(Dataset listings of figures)
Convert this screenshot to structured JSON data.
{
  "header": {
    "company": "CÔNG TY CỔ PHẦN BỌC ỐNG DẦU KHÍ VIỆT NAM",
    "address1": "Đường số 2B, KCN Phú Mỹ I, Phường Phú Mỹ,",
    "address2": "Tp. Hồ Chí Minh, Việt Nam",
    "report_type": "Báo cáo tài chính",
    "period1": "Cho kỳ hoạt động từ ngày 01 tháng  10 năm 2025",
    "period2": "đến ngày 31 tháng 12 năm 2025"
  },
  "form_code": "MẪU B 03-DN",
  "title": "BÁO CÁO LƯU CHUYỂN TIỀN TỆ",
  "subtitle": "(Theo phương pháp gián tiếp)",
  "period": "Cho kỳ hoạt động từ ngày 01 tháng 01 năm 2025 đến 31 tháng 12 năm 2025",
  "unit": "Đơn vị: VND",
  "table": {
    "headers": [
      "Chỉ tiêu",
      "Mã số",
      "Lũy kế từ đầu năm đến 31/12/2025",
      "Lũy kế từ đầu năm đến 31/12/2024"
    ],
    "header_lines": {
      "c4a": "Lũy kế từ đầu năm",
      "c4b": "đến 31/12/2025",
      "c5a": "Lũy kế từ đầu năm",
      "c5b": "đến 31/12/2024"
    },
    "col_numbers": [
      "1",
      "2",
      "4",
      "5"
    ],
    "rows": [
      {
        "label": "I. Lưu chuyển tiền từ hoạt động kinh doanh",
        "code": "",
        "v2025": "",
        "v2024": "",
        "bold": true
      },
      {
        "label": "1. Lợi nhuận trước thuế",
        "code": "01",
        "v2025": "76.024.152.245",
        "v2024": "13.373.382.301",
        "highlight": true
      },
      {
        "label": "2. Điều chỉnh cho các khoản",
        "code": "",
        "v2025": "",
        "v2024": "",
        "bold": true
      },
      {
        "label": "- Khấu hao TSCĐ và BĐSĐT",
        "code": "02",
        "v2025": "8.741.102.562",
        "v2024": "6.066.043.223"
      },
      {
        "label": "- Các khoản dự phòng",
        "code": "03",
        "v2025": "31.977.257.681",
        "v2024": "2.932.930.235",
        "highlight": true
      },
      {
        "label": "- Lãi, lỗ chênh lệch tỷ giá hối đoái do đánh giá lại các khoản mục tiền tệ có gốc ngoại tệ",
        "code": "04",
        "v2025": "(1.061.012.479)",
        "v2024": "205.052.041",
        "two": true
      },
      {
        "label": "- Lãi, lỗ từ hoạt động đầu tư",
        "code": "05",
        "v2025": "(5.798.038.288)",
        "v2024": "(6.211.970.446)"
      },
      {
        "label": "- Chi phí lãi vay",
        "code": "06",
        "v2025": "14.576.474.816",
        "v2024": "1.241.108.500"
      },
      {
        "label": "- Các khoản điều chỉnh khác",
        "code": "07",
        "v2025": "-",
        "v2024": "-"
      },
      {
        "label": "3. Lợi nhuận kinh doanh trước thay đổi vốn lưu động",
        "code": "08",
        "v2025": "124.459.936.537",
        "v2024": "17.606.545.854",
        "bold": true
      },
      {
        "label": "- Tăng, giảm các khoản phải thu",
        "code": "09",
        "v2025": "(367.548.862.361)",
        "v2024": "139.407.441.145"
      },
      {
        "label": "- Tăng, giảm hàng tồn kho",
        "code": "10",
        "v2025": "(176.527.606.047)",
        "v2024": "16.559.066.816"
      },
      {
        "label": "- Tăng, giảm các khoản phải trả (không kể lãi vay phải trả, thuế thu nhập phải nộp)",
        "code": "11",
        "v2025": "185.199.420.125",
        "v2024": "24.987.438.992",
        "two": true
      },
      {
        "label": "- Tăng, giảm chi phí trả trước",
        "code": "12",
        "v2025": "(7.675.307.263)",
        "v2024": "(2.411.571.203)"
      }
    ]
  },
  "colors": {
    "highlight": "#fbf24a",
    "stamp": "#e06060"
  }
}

TASK DETAILS:
Take every line above carrying "động" and return it.

TASK RESPONSE:
    "period1": "Cho kỳ hoạt động từ ngày 01 tháng  10 năm 2025",
  "period": "Cho kỳ hoạt động từ ngày 01 tháng 01 năm 2025 đến 31 tháng 12 năm 2025",
        "label": "I. Lưu chuyển tiền từ hoạt động kinh doanh",
        "label": "- Lãi, lỗ từ hoạt động đầu tư",
        "label": "3. Lợi nhuận kinh doanh trước thay đổi vốn lưu động",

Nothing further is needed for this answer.